■ Do this
Extract the complete listing and output it unchanged.

───── Provided records

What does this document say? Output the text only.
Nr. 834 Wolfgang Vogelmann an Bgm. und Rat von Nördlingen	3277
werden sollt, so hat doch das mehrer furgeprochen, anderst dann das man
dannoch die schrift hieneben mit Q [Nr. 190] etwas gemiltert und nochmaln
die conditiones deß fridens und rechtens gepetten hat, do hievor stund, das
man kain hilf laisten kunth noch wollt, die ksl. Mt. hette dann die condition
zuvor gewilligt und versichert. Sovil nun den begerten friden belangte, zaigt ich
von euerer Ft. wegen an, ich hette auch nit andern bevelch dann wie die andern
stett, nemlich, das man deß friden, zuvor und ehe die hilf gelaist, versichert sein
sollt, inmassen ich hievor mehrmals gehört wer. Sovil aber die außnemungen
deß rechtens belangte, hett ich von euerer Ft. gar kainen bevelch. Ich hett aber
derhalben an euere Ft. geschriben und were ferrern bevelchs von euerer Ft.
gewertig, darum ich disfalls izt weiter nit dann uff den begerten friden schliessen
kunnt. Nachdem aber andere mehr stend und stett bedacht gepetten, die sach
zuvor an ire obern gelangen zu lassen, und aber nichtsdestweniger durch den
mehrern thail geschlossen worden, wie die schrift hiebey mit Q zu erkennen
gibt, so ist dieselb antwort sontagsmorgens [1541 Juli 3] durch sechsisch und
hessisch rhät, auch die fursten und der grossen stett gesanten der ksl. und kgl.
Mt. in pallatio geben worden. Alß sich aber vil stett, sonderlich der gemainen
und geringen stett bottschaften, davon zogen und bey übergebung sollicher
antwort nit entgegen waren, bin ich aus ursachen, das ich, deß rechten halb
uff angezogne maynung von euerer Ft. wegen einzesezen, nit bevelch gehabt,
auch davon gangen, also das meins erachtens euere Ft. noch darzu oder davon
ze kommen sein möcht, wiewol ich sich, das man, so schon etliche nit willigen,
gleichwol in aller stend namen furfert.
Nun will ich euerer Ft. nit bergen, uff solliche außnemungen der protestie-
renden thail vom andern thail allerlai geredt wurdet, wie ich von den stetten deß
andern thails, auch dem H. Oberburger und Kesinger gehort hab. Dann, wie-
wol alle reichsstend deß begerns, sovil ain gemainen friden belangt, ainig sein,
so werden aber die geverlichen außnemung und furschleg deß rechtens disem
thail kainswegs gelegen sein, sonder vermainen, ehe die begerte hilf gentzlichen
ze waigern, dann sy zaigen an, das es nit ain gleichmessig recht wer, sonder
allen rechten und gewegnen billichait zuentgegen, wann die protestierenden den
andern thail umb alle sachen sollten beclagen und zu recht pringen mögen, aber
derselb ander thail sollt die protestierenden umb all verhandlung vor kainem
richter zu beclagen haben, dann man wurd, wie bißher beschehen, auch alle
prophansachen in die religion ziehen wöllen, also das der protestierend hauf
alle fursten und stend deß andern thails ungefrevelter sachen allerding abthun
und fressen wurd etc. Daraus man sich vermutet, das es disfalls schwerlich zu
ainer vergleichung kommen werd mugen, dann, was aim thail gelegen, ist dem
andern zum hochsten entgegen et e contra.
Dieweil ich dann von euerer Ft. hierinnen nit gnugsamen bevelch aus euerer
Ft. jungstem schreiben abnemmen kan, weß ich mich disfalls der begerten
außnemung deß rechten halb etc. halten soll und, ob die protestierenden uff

──────────

■ Response to the task
What does this document say? Output the text only.
Nr. 834 Wolfgang Vogelmann an Bgm. und Rat von Nördlingen	3277
werden sollt, so hat doch das mehrer furgeprochen, anderst dann das man
dannoch die schrift hieneben mit Q [Nr. 190] etwas gemiltert und nochmaln
die conditiones deß fridens und rechtens gepetten hat, do hievor stund, das
man kain hilf laisten kunth noch wollt, die ksl. Mt. hette dann die condition
zuvor gewilligt und versichert. Sovil nun den begerten friden belangte, zaigt ich
von euerer Ft. wegen an, ich hette auch nit andern bevelch dann wie die andern
stett, nemlich, das man deß friden, zuvor und ehe die hilf gelaist, versichert sein
sollt, inmassen ich hievor mehrmals gehört wer. Sovil aber die außnemungen
deß rechtens belangte, hett ich von euerer Ft. gar kainen bevelch. Ich hett aber
derhalben an euere Ft. geschriben und were ferrern bevelchs von euerer Ft.
gewertig, darum ich disfalls izt weiter nit dann uff den begerten friden schliessen
kunnt. Nachdem aber andere mehr stend und stett bedacht gepetten, die sach
zuvor an ire obern gelangen zu lassen, und aber nichtsdestweniger durch den
mehrern thail geschlossen worden, wie die schrift hiebey mit Q zu erkennen
gibt, so ist dieselb antwort sontagsmorgens [1541 Juli 3] durch sechsisch und
hessisch rhät, auch die fursten und der grossen stett gesanten der ksl. und kgl.
Mt. in pallatio geben worden. Alß sich aber vil stett, sonderlich der gemainen
und geringen stett bottschaften, davon zogen und bey übergebung sollicher
antwort nit entgegen waren, bin ich aus ursachen, das ich, deß rechten halb
uff angezogne maynung von euerer Ft. wegen einzesezen, nit bevelch gehabt,
auch davon gangen, also das meins erachtens euere Ft. noch darzu oder davon
ze kommen sein möcht, wiewol ich sich, das man, so schon etliche nit willigen,
gleichwol in aller stend namen furfert.
Nun will ich euerer Ft. nit bergen, uff solliche außnemungen der protestie-
renden thail vom andern thail allerlai geredt wurdet, wie ich von den stetten deß
andern thails, auch dem H. Oberburger und Kesinger gehort hab. Dann, wie-
wol alle reichsstend deß begerns, sovil ain gemainen friden belangt, ainig sein,
so werden aber die geverlichen außnemung und furschleg deß rechtens disem
thail kainswegs gelegen sein, sonder vermainen, ehe die begerte hilf gentzlichen
ze waigern, dann sy zaigen an, das es nit ain gleichmessig recht wer, sonder
allen rechten und gewegnen billichait zuentgegen, wann die protestierenden den
andern thail umb alle sachen sollten beclagen und zu recht pringen mögen, aber
derselb ander thail sollt die protestierenden umb all verhandlung vor kainem
richter zu beclagen haben, dann man wurd, wie bißher beschehen, auch alle
prophansachen in die religion ziehen wöllen, also das der protestierend hauf
alle fursten und stend deß andern thails ungefrevelter sachen allerding abthun
und fressen wurd etc. Daraus man sich vermutet, das es disfalls schwerlich zu
ainer vergleichung kommen werd mugen, dann, was aim thail gelegen, ist dem
andern zum hochsten entgegen et e contra.
Dieweil ich dann von euerer Ft. hierinnen nit gnugsamen bevelch aus euerer
Ft. jungstem schreiben abnemmen kan, weß ich mich disfalls der begerten
außnemung deß rechten halb etc. halten soll und, ob die protestierenden uff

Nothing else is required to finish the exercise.